Description of the task
Keep the pictures out and restate every record exactly.

[START OF Stored data]

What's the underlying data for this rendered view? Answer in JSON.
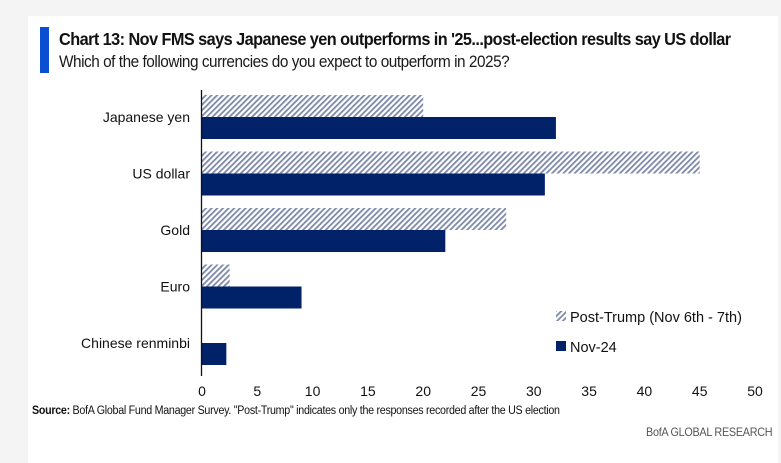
{
  "header": {
    "title": "Chart 13: Nov FMS says Japanese yen outperforms in '25...post-election results say US dollar",
    "subtitle": "Which of the following currencies do you expect to outperform in 2025?"
  },
  "footer": {
    "source_label": "Source:",
    "source_text": " BofA Global Fund Manager Survey. \"Post-Trump\" indicates only the responses recorded after the US election",
    "brand": "BofA GLOBAL RESEARCH"
  },
  "colors": {
    "accent": "#0a4fd1",
    "nov24": "#012169",
    "post_trump_hatch": "#7d88a8"
  },
  "chart_data": {
    "type": "bar",
    "orientation": "horizontal",
    "title": "Chart 13: Nov FMS says Japanese yen outperforms in '25...post-election results say US dollar",
    "subtitle": "Which of the following currencies do you expect to outperform in 2025?",
    "categories": [
      "Japanese yen",
      "US dollar",
      "Gold",
      "Euro",
      "Chinese renminbi"
    ],
    "series": [
      {
        "name": "Post-Trump (Nov 6th - 7th)",
        "style": "hatched",
        "values": [
          20,
          45,
          27.5,
          2.5,
          0
        ]
      },
      {
        "name": "Nov-24",
        "style": "solid",
        "values": [
          32,
          31,
          22,
          9,
          2.2
        ]
      }
    ],
    "xlabel": "",
    "ylabel": "",
    "xlim": [
      0,
      50
    ],
    "xticks": [
      0,
      5,
      10,
      15,
      20,
      25,
      30,
      35,
      40,
      45,
      50
    ],
    "grid": false,
    "legend_position": "bottom-right"
  }
}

[END OF Stored data]

Answer for this exercise
What's the underlying data for this rendered view? Answer in JSON.
{
  "header": {
    "title": "Chart 13: Nov FMS says Japanese yen outperforms in '25...post-election results say US dollar",
    "subtitle": "Which of the following currencies do you expect to outperform in 2025?"
  },
  "footer": {
    "source_label": "Source:",
    "source_text": " BofA Global Fund Manager Survey. \"Post-Trump\" indicates only the responses recorded after the US election",
    "brand": "BofA GLOBAL RESEARCH"
  },
  "colors": {
    "accent": "#0a4fd1",
    "nov24": "#012169",
    "post_trump_hatch": "#7d88a8"
  },
  "chart_data": {
    "type": "bar",
    "orientation": "horizontal",
    "title": "Chart 13: Nov FMS says Japanese yen outperforms in '25...post-election results say US dollar",
    "subtitle": "Which of the following currencies do you expect to outperform in 2025?",
    "categories": [
      "Japanese yen",
      "US dollar",
      "Gold",
      "Euro",
      "Chinese renminbi"
    ],
    "series": [
      {
        "name": "Post-Trump (Nov 6th - 7th)",
        "style": "hatched",
        "values": [
          20,
          45,
          27.5,
          2.5,
          0
        ]
      },
      {
        "name": "Nov-24",
        "style": "solid",
        "values": [
          32,
          31,
          22,
          9,
          2.2
        ]
      }
    ],
    "xlabel": "",
    "ylabel": "",
    "xlim": [
      0,
      50
    ],
    "xticks": [
      0,
      5,
      10,
      15,
      20,
      25,
      30,
      35,
      40,
      45,
      50
    ],
    "grid": false,
    "legend_position": "bottom-right"
  }
}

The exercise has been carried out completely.